- Problem details: Transcribe the listing word for word.

Stored entries
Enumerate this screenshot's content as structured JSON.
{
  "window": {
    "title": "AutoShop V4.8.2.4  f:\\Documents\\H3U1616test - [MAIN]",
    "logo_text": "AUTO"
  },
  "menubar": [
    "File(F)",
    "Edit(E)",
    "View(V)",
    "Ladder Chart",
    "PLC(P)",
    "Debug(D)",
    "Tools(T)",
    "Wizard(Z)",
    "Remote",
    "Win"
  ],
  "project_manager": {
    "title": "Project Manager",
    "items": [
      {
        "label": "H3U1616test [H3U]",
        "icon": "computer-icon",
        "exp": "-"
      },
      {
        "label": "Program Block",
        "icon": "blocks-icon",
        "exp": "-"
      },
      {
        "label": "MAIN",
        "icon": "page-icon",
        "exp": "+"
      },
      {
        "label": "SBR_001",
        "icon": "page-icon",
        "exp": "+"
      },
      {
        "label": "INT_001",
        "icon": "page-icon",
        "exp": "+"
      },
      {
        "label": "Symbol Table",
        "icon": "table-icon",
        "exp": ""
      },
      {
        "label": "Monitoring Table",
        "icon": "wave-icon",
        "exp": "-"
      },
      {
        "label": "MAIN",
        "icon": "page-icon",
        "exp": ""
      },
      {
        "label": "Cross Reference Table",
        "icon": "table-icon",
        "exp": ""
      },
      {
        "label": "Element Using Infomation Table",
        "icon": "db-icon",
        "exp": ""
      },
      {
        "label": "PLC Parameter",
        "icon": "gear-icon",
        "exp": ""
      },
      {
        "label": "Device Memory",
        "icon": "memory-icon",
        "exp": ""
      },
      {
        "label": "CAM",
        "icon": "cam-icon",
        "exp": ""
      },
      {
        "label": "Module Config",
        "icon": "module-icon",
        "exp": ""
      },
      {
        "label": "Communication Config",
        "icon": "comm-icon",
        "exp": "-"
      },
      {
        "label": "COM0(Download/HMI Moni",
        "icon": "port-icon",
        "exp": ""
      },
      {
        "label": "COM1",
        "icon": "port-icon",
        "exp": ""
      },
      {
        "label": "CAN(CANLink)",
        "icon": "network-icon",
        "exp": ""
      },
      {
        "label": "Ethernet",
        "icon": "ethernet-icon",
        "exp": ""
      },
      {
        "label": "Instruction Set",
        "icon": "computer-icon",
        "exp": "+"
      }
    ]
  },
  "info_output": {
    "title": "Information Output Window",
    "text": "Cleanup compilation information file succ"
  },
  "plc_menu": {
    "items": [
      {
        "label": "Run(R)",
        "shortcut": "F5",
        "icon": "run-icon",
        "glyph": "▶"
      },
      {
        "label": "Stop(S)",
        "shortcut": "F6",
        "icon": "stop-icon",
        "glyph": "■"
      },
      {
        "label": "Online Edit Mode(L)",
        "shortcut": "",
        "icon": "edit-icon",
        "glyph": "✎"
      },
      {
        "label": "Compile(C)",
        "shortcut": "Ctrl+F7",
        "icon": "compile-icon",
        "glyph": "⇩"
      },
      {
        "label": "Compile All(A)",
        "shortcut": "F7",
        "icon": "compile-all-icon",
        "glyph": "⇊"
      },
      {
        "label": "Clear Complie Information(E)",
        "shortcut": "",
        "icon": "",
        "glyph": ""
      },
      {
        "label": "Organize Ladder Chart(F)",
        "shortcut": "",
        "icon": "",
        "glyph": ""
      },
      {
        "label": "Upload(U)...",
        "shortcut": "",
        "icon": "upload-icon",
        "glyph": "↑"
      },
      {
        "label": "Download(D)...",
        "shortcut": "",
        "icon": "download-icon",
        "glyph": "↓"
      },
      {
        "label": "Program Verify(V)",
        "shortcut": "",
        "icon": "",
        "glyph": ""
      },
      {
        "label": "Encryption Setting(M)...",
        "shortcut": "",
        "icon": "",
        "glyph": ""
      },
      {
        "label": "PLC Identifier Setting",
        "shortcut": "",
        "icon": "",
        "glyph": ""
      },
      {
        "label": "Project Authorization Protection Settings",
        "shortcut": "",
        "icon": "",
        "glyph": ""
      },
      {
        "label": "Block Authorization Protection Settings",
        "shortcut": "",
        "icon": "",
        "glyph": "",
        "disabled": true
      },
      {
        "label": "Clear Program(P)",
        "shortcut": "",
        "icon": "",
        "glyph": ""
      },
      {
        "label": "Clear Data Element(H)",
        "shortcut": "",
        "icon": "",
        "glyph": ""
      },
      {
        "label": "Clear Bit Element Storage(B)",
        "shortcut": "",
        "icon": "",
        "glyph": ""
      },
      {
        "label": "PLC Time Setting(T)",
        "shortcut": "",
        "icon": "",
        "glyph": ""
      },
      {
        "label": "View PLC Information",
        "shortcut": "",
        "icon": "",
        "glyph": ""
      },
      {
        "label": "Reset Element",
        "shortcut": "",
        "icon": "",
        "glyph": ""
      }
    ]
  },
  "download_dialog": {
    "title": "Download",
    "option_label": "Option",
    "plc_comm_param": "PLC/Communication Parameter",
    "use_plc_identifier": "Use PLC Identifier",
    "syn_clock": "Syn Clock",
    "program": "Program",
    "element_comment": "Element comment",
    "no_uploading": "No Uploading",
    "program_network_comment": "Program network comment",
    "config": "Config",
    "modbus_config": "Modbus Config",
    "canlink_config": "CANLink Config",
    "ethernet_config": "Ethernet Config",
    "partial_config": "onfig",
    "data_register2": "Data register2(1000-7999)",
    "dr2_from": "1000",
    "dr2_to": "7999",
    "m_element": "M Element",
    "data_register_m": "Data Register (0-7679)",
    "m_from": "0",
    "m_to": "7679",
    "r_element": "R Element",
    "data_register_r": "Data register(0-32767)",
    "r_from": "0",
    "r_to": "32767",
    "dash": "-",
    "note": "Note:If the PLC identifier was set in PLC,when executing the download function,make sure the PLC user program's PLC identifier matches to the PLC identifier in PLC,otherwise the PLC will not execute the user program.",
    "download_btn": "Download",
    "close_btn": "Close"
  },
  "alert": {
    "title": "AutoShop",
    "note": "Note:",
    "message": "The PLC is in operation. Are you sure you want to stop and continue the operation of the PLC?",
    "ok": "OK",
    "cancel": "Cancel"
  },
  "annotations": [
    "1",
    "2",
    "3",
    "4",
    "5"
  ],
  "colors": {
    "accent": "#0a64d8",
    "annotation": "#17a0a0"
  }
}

- Result of the task:
Enumerate this screenshot's content as structured JSON.
{
  "window": {
    "title": "AutoShop V4.8.2.4  f:\\Documents\\H3U1616test - [MAIN]",
    "logo_text": "AUTO"
  },
  "menubar": [
    "File(F)",
    "Edit(E)",
    "View(V)",
    "Ladder Chart",
    "PLC(P)",
    "Debug(D)",
    "Tools(T)",
    "Wizard(Z)",
    "Remote",
    "Win"
  ],
  "project_manager": {
    "title": "Project Manager",
    "items": [
      {
        "label": "H3U1616test [H3U]",
        "icon": "computer-icon",
        "exp": "-"
      },
      {
        "label": "Program Block",
        "icon": "blocks-icon",
        "exp": "-"
      },
      {
        "label": "MAIN",
        "icon": "page-icon",
        "exp": "+"
      },
      {
        "label": "SBR_001",
        "icon": "page-icon",
        "exp": "+"
      },
      {
        "label": "INT_001",
        "icon": "page-icon",
        "exp": "+"
      },
      {
        "label": "Symbol Table",
        "icon": "table-icon",
        "exp": ""
      },
      {
        "label": "Monitoring Table",
        "icon": "wave-icon",
        "exp": "-"
      },
      {
        "label": "MAIN",
        "icon": "page-icon",
        "exp": ""
      },
      {
        "label": "Cross Reference Table",
        "icon": "table-icon",
        "exp": ""
      },
      {
        "label": "Element Using Infomation Table",
        "icon": "db-icon",
        "exp": ""
      },
      {
        "label": "PLC Parameter",
        "icon": "gear-icon",
        "exp": ""
      },
      {
        "label": "Device Memory",
        "icon": "memory-icon",
        "exp": ""
      },
      {
        "label": "CAM",
        "icon": "cam-icon",
        "exp": ""
      },
      {
        "label": "Module Config",
        "icon": "module-icon",
        "exp": ""
      },
      {
        "label": "Communication Config",
        "icon": "comm-icon",
        "exp": "-"
      },
      {
        "label": "COM0(Download/HMI Moni",
        "icon": "port-icon",
        "exp": ""
      },
      {
        "label": "COM1",
        "icon": "port-icon",
        "exp": ""
      },
      {
        "label": "CAN(CANLink)",
        "icon": "network-icon",
        "exp": ""
      },
      {
        "label": "Ethernet",
        "icon": "ethernet-icon",
        "exp": ""
      },
      {
        "label": "Instruction Set",
        "icon": "computer-icon",
        "exp": "+"
      }
    ]
  },
  "info_output": {
    "title": "Information Output Window",
    "text": "Cleanup compilation information file succ"
  },
  "plc_menu": {
    "items": [
      {
        "label": "Run(R)",
        "shortcut": "F5",
        "icon": "run-icon",
        "glyph": "▶"
      },
      {
        "label": "Stop(S)",
        "shortcut": "F6",
        "icon": "stop-icon",
        "glyph": "■"
      },
      {
        "label": "Online Edit Mode(L)",
        "shortcut": "",
        "icon": "edit-icon",
        "glyph": "✎"
      },
      {
        "label": "Compile(C)",
        "shortcut": "Ctrl+F7",
        "icon": "compile-icon",
        "glyph": "⇩"
      },
      {
        "label": "Compile All(A)",
        "shortcut": "F7",
        "icon": "compile-all-icon",
        "glyph": "⇊"
      },
      {
        "label": "Clear Complie Information(E)",
        "shortcut": "",
        "icon": "",
        "glyph": ""
      },
      {
        "label": "Organize Ladder Chart(F)",
        "shortcut": "",
        "icon": "",
        "glyph": ""
      },
      {
        "label": "Upload(U)...",
        "shortcut": "",
        "icon": "upload-icon",
        "glyph": "↑"
      },
      {
        "label": "Download(D)...",
        "shortcut": "",
        "icon": "download-icon",
        "glyph": "↓"
      },
      {
        "label": "Program Verify(V)",
        "shortcut": "",
        "icon": "",
        "glyph": ""
      },
      {
        "label": "Encryption Setting(M)...",
        "shortcut": "",
        "icon": "",
        "glyph": ""
      },
      {
        "label": "PLC Identifier Setting",
        "shortcut": "",
        "icon": "",
        "glyph": ""
      },
      {
        "label": "Project Authorization Protection Settings",
        "shortcut": "",
        "icon": "",
        "glyph": ""
      },
      {
        "label": "Block Authorization Protection Settings",
        "shortcut": "",
        "icon": "",
        "glyph": "",
        "disabled": true
      },
      {
        "label": "Clear Program(P)",
        "shortcut": "",
        "icon": "",
        "glyph": ""
      },
      {
        "label": "Clear Data Element(H)",
        "shortcut": "",
        "icon": "",
        "glyph": ""
      },
      {
        "label": "Clear Bit Element Storage(B)",
        "shortcut": "",
        "icon": "",
        "glyph": ""
      },
      {
        "label": "PLC Time Setting(T)",
        "shortcut": "",
        "icon": "",
        "glyph": ""
      },
      {
        "label": "View PLC Information",
        "shortcut": "",
        "icon": "",
        "glyph": ""
      },
      {
        "label": "Reset Element",
        "shortcut": "",
        "icon": "",
        "glyph": ""
      }
    ]
  },
  "download_dialog": {
    "title": "Download",
    "option_label": "Option",
    "plc_comm_param": "PLC/Communication Parameter",
    "use_plc_identifier": "Use PLC Identifier",
    "syn_clock": "Syn Clock",
    "program": "Program",
    "element_comment": "Element comment",
    "no_uploading": "No Uploading",
    "program_network_comment": "Program network comment",
    "config": "Config",
    "modbus_config": "Modbus Config",
    "canlink_config": "CANLink Config",
    "ethernet_config": "Ethernet Config",
    "partial_config": "onfig",
    "data_register2": "Data register2(1000-7999)",
    "dr2_from": "1000",
    "dr2_to": "7999",
    "m_element": "M Element",
    "data_register_m": "Data Register (0-7679)",
    "m_from": "0",
    "m_to": "7679",
    "r_element": "R Element",
    "data_register_r": "Data register(0-32767)",
    "r_from": "0",
    "r_to": "32767",
    "dash": "-",
    "note": "Note:If the PLC identifier was set in PLC,when executing the download function,make sure the PLC user program's PLC identifier matches to the PLC identifier in PLC,otherwise the PLC will not execute the user program.",
    "download_btn": "Download",
    "close_btn": "Close"
  },
  "alert": {
    "title": "AutoShop",
    "note": "Note:",
    "message": "The PLC is in operation. Are you sure you want to stop and continue the operation of the PLC?",
    "ok": "OK",
    "cancel": "Cancel"
  },
  "annotations": [
    "1",
    "2",
    "3",
    "4",
    "5"
  ],
  "colors": {
    "accent": "#0a64d8",
    "annotation": "#17a0a0"
  }
}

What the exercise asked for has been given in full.